═════ Supplied information

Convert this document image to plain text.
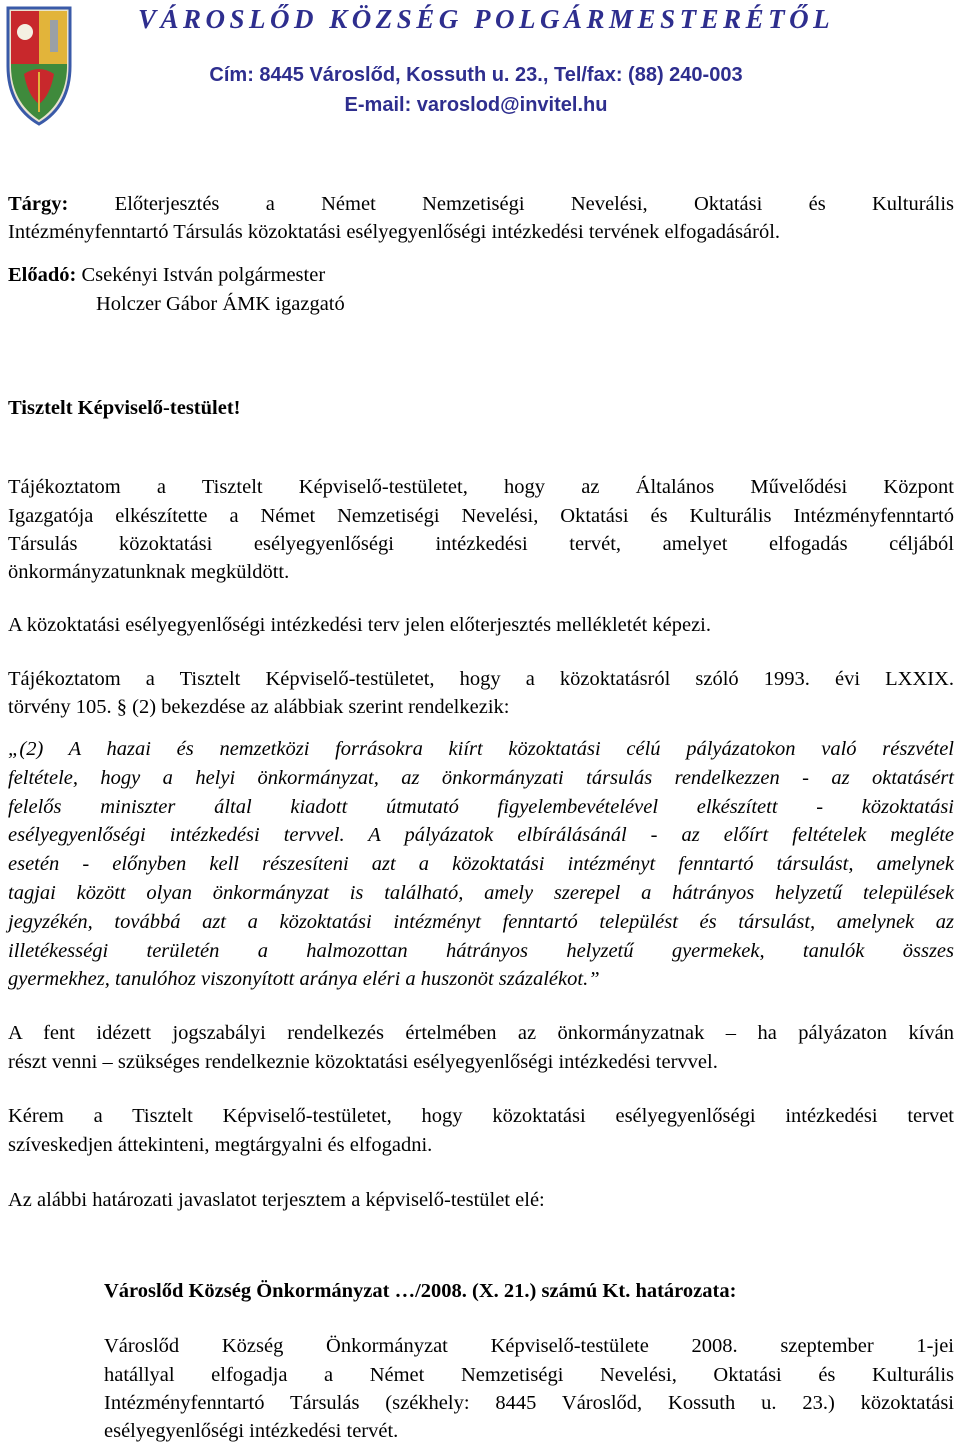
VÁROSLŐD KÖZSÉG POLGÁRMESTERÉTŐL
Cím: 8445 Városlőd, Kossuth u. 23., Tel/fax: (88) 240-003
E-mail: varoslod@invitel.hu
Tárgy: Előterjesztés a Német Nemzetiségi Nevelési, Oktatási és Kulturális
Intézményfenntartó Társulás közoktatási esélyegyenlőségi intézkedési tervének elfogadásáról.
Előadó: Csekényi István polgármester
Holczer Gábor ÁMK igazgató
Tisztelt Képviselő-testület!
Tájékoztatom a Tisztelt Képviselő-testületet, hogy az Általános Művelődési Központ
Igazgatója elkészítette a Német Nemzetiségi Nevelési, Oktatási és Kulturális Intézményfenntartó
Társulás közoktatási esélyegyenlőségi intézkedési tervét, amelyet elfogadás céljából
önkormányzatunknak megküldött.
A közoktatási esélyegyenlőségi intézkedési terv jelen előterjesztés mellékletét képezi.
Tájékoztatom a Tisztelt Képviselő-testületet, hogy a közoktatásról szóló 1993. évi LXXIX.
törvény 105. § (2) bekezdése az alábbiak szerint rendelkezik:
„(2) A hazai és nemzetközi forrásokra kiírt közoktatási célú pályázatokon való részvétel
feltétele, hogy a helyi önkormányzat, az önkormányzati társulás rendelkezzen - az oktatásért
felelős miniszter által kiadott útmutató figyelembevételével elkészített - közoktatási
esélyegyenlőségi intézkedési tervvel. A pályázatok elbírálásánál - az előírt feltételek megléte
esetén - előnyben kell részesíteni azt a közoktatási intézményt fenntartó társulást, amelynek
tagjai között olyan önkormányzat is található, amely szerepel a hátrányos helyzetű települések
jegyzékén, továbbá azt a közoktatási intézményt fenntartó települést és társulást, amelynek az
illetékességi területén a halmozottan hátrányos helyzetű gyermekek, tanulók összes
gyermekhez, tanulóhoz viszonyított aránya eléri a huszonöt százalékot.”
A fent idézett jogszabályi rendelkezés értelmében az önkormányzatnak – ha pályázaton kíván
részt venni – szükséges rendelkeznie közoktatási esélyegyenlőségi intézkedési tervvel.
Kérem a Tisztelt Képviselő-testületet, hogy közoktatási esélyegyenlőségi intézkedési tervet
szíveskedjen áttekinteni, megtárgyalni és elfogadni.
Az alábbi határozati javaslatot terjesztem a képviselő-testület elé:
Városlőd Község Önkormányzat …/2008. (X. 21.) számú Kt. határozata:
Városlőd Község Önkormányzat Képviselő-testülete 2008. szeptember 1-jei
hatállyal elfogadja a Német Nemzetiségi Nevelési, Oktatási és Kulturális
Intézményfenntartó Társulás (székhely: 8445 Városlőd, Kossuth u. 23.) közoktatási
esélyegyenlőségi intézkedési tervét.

══════════

What to work on
Omit the pictures. Output every record above word for word.

Solution to the problem
Convert this document image to plain text.
VÁROSLŐD KÖZSÉG POLGÁRMESTERÉTŐL
Cím: 8445 Városlőd, Kossuth u. 23., Tel/fax: (88) 240-003
E-mail: varoslod@invitel.hu
Tárgy: Előterjesztés a Német Nemzetiségi Nevelési, Oktatási és Kulturális
Intézményfenntartó Társulás közoktatási esélyegyenlőségi intézkedési tervének elfogadásáról.
Előadó: Csekényi István polgármester
Holczer Gábor ÁMK igazgató
Tisztelt Képviselő-testület!
Tájékoztatom a Tisztelt Képviselő-testületet, hogy az Általános Művelődési Központ
Igazgatója elkészítette a Német Nemzetiségi Nevelési, Oktatási és Kulturális Intézményfenntartó
Társulás közoktatási esélyegyenlőségi intézkedési tervét, amelyet elfogadás céljából
önkormányzatunknak megküldött.
A közoktatási esélyegyenlőségi intézkedési terv jelen előterjesztés mellékletét képezi.
Tájékoztatom a Tisztelt Képviselő-testületet, hogy a közoktatásról szóló 1993. évi LXXIX.
törvény 105. § (2) bekezdése az alábbiak szerint rendelkezik:
„(2) A hazai és nemzetközi forrásokra kiírt közoktatási célú pályázatokon való részvétel
feltétele, hogy a helyi önkormányzat, az önkormányzati társulás rendelkezzen - az oktatásért
felelős miniszter által kiadott útmutató figyelembevételével elkészített - közoktatási
esélyegyenlőségi intézkedési tervvel. A pályázatok elbírálásánál - az előírt feltételek megléte
esetén - előnyben kell részesíteni azt a közoktatási intézményt fenntartó társulást, amelynek
tagjai között olyan önkormányzat is található, amely szerepel a hátrányos helyzetű települések
jegyzékén, továbbá azt a közoktatási intézményt fenntartó települést és társulást, amelynek az
illetékességi területén a halmozottan hátrányos helyzetű gyermekek, tanulók összes
gyermekhez, tanulóhoz viszonyított aránya eléri a huszonöt százalékot.”
A fent idézett jogszabályi rendelkezés értelmében az önkormányzatnak – ha pályázaton kíván
részt venni – szükséges rendelkeznie közoktatási esélyegyenlőségi intézkedési tervvel.
Kérem a Tisztelt Képviselő-testületet, hogy közoktatási esélyegyenlőségi intézkedési tervet
szíveskedjen áttekinteni, megtárgyalni és elfogadni.
Az alábbi határozati javaslatot terjesztem a képviselő-testület elé:
Városlőd Község Önkormányzat …/2008. (X. 21.) számú Kt. határozata:
Városlőd Község Önkormányzat Képviselő-testülete 2008. szeptember 1-jei
hatállyal elfogadja a Német Nemzetiségi Nevelési, Oktatási és Kulturális
Intézményfenntartó Társulás (székhely: 8445 Városlőd, Kossuth u. 23.) közoktatási
esélyegyenlőségi intézkedési tervét.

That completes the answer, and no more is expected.